Exercise details:
Find the lines of data that contain the string "this", then list them.

**** Task data

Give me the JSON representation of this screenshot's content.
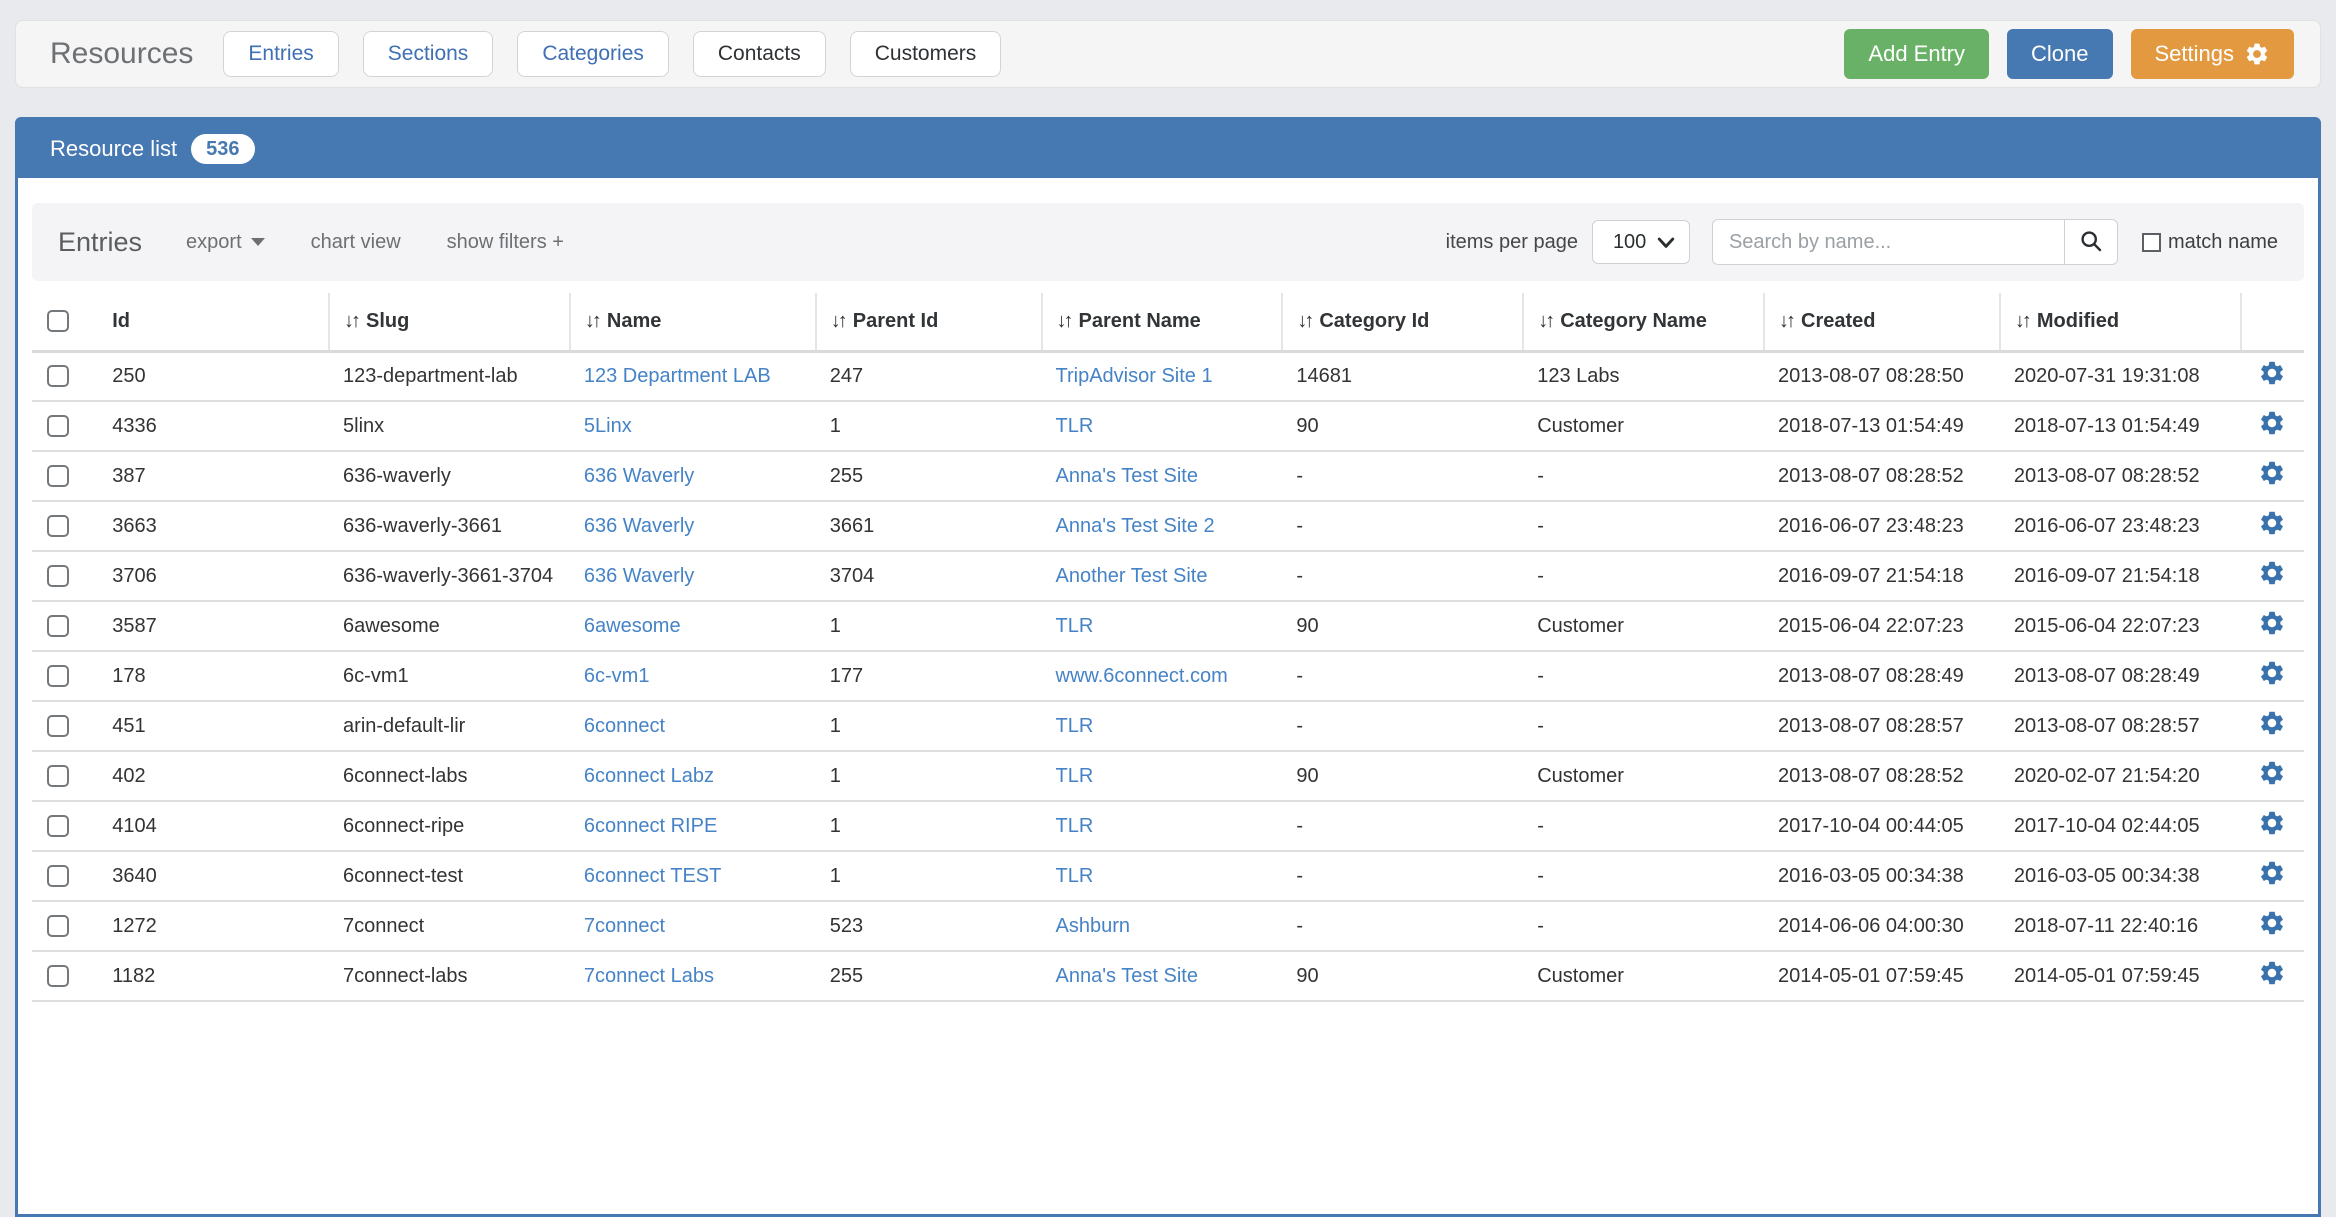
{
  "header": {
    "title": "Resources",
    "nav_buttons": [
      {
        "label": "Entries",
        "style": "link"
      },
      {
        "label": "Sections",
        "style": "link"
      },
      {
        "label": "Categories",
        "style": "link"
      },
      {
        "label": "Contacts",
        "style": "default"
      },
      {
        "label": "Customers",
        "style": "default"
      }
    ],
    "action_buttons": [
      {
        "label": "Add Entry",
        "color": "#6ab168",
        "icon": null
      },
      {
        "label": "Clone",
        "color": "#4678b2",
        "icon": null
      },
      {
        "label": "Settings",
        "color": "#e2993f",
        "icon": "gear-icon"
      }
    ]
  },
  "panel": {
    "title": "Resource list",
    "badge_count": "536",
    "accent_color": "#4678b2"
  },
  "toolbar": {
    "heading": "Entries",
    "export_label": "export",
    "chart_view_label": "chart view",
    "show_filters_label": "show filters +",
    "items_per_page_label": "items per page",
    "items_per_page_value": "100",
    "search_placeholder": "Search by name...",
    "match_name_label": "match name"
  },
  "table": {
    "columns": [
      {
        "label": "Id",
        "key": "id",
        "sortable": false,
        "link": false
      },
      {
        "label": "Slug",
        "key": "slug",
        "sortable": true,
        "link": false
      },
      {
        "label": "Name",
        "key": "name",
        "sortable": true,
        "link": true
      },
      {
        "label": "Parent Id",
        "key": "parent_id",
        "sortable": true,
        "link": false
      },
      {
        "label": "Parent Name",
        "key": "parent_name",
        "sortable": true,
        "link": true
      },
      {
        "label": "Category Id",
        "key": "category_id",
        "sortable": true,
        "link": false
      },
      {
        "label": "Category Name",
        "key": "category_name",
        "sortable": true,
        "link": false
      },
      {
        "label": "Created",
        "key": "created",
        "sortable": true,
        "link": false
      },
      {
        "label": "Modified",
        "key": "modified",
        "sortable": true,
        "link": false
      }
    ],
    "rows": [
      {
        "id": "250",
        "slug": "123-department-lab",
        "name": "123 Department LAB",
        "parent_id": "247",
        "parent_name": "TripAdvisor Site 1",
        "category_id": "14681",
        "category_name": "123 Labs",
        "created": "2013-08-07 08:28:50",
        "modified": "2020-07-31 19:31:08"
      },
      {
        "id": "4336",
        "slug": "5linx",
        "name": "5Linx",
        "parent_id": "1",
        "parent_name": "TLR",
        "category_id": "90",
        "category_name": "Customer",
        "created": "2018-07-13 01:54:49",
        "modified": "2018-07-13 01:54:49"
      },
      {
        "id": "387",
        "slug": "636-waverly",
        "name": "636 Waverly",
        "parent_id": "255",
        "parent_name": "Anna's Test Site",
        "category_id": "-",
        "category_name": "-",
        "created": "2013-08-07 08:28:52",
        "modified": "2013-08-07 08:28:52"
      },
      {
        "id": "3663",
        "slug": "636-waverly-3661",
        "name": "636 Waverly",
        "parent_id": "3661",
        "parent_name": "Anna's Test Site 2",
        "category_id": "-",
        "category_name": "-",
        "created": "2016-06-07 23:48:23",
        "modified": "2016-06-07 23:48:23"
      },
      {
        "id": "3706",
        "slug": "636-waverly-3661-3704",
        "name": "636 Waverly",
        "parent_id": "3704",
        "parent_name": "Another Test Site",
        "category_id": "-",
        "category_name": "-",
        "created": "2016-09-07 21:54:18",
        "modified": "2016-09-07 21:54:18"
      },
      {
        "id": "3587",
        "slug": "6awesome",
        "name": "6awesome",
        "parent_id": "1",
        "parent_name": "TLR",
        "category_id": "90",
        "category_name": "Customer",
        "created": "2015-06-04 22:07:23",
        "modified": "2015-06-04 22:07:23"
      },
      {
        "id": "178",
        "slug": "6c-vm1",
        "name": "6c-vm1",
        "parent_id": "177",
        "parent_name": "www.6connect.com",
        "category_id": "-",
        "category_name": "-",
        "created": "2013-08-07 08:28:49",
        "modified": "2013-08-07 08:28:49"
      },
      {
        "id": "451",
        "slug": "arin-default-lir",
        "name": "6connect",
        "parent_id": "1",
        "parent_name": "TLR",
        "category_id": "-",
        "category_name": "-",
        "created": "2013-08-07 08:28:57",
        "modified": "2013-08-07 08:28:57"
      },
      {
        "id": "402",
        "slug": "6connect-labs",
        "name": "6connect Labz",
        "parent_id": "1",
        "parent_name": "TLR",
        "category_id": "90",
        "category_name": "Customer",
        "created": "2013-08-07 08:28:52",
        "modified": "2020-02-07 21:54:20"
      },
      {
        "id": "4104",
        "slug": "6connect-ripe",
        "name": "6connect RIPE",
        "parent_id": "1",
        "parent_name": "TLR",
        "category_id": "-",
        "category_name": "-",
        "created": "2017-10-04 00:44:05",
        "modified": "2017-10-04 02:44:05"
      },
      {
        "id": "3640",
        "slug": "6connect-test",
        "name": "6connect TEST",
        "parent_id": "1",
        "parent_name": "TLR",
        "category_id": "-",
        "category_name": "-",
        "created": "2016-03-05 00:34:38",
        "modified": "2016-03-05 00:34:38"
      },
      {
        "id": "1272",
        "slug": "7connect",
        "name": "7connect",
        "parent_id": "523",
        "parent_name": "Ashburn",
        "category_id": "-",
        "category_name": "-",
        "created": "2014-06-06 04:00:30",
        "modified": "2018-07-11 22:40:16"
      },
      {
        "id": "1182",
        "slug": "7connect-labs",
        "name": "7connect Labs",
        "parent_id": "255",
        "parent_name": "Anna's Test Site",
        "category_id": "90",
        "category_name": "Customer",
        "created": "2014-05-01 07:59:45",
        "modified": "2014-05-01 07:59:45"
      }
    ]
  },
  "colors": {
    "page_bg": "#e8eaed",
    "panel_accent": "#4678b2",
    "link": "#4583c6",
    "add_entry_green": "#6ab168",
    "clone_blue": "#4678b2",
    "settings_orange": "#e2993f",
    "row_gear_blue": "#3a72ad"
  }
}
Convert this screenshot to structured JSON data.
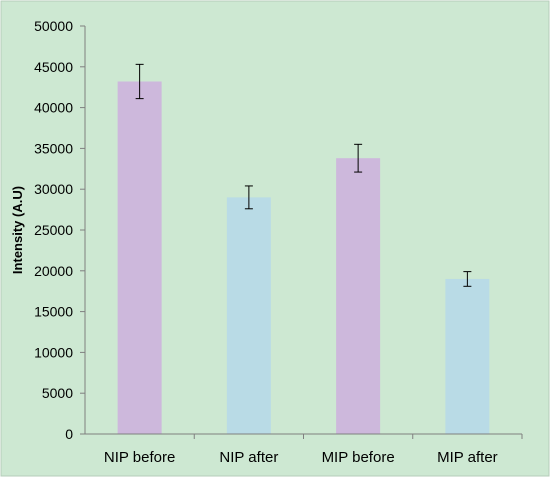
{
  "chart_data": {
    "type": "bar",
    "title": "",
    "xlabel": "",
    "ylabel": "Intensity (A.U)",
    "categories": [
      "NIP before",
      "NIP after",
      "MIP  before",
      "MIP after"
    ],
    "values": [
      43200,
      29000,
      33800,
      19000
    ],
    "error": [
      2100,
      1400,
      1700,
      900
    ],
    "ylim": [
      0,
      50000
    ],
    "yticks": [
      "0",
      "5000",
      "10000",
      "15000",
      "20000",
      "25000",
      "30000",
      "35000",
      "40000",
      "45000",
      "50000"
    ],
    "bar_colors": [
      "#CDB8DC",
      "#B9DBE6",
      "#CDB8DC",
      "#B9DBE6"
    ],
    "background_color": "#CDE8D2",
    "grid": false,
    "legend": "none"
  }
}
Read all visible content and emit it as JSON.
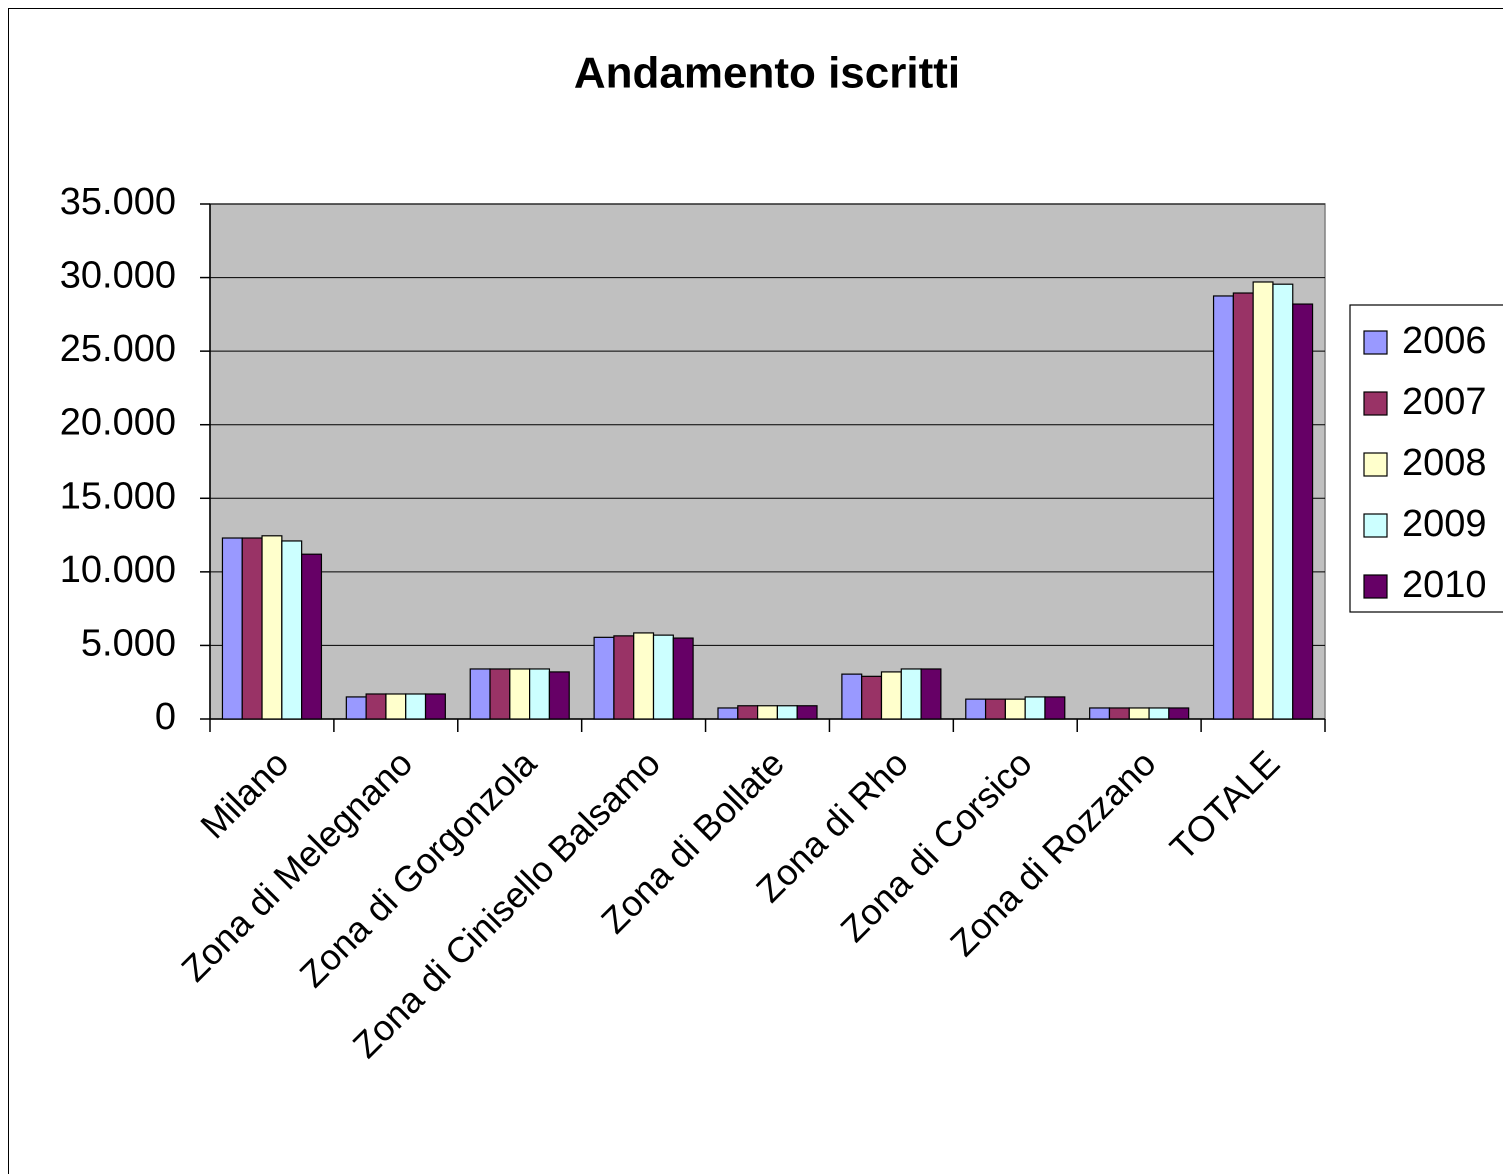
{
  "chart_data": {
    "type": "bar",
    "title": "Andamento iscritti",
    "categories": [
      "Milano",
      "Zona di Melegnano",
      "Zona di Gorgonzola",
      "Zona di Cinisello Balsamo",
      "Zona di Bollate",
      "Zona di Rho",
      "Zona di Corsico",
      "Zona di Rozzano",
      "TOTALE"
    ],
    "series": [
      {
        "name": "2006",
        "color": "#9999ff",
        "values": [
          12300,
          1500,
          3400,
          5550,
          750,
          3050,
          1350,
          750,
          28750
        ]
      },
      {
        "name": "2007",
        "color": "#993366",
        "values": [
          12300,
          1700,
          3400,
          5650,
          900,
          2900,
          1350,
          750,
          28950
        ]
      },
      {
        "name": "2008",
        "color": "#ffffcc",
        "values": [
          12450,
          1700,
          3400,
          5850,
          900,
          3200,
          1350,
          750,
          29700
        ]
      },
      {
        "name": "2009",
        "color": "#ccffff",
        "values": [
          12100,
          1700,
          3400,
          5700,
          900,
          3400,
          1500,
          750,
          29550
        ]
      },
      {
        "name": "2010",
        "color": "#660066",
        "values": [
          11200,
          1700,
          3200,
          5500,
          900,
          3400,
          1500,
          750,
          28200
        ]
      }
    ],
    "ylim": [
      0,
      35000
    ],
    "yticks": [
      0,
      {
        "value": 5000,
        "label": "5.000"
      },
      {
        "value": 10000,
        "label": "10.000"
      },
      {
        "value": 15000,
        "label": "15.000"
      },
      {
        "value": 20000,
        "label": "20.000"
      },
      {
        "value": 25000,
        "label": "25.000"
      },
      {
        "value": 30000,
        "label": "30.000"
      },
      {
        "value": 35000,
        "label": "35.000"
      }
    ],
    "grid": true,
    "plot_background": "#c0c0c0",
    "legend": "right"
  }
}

********

Answer below:
Give me the JSON representation of this screenshot's content.
Convert this screenshot to structured JSON data.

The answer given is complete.